Search the data for the word "REBIBBIA" and copy every line where it occurs.

##### DATASET RECORDS #####

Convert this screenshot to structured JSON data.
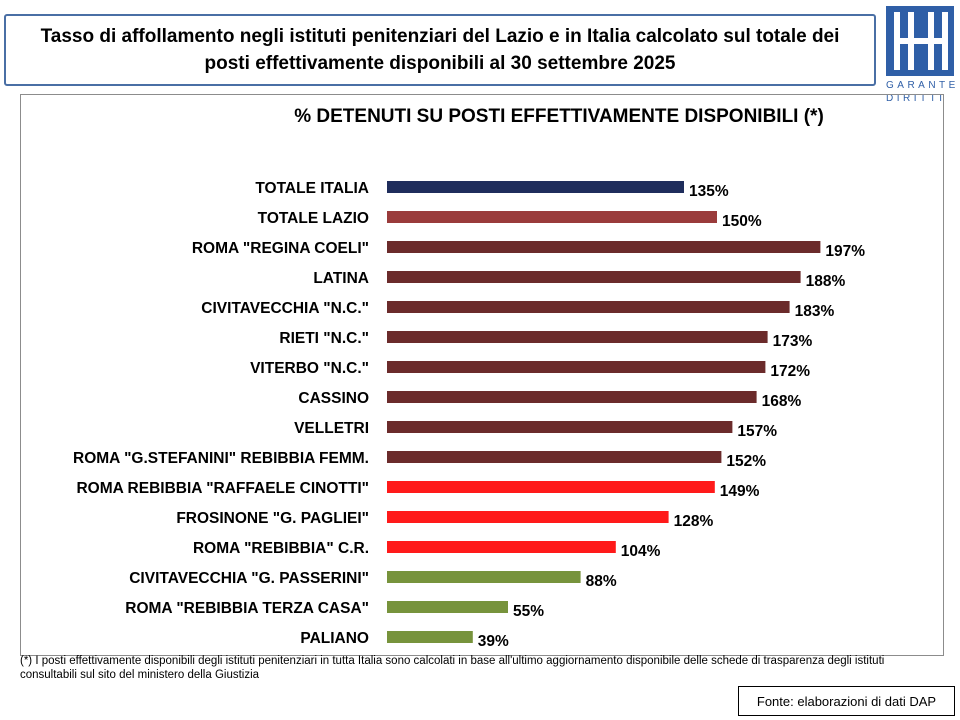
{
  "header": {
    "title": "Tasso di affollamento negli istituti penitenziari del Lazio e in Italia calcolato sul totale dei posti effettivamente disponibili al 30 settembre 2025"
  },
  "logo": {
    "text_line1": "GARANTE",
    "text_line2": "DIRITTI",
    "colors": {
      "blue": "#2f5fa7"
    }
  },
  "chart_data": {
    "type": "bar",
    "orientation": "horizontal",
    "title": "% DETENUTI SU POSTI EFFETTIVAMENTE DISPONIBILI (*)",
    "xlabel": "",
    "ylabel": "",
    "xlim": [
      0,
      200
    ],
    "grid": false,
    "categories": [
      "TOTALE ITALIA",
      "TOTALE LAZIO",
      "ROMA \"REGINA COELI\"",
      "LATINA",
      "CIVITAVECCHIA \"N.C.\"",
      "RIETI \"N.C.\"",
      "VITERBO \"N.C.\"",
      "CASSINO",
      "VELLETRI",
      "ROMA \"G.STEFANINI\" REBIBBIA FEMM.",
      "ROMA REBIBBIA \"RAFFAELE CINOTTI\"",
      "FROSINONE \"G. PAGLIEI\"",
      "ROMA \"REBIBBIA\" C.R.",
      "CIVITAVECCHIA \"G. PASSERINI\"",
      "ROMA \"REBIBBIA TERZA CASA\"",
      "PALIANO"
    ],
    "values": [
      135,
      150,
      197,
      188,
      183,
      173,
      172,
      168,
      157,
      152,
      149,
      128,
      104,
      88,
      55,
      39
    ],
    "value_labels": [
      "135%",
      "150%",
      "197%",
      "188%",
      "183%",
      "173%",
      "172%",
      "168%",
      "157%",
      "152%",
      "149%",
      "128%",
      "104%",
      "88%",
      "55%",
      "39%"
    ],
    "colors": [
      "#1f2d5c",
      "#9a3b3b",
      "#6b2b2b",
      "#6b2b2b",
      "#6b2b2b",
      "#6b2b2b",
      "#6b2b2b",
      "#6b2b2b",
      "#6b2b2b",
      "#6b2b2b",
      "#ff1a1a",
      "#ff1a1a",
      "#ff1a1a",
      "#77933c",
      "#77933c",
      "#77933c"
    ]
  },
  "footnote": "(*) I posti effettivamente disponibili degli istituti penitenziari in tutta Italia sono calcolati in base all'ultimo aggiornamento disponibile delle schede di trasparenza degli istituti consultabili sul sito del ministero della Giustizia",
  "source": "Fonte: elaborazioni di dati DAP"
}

#####

#### SOLUTION FOR THIS PROBLEM
      "ROMA \"G.STEFANINI\" REBIBBIA FEMM.",
      "ROMA REBIBBIA \"RAFFAELE CINOTTI\"",
      "ROMA \"REBIBBIA\" C.R.",
      "ROMA \"REBIBBIA TERZA CASA\"",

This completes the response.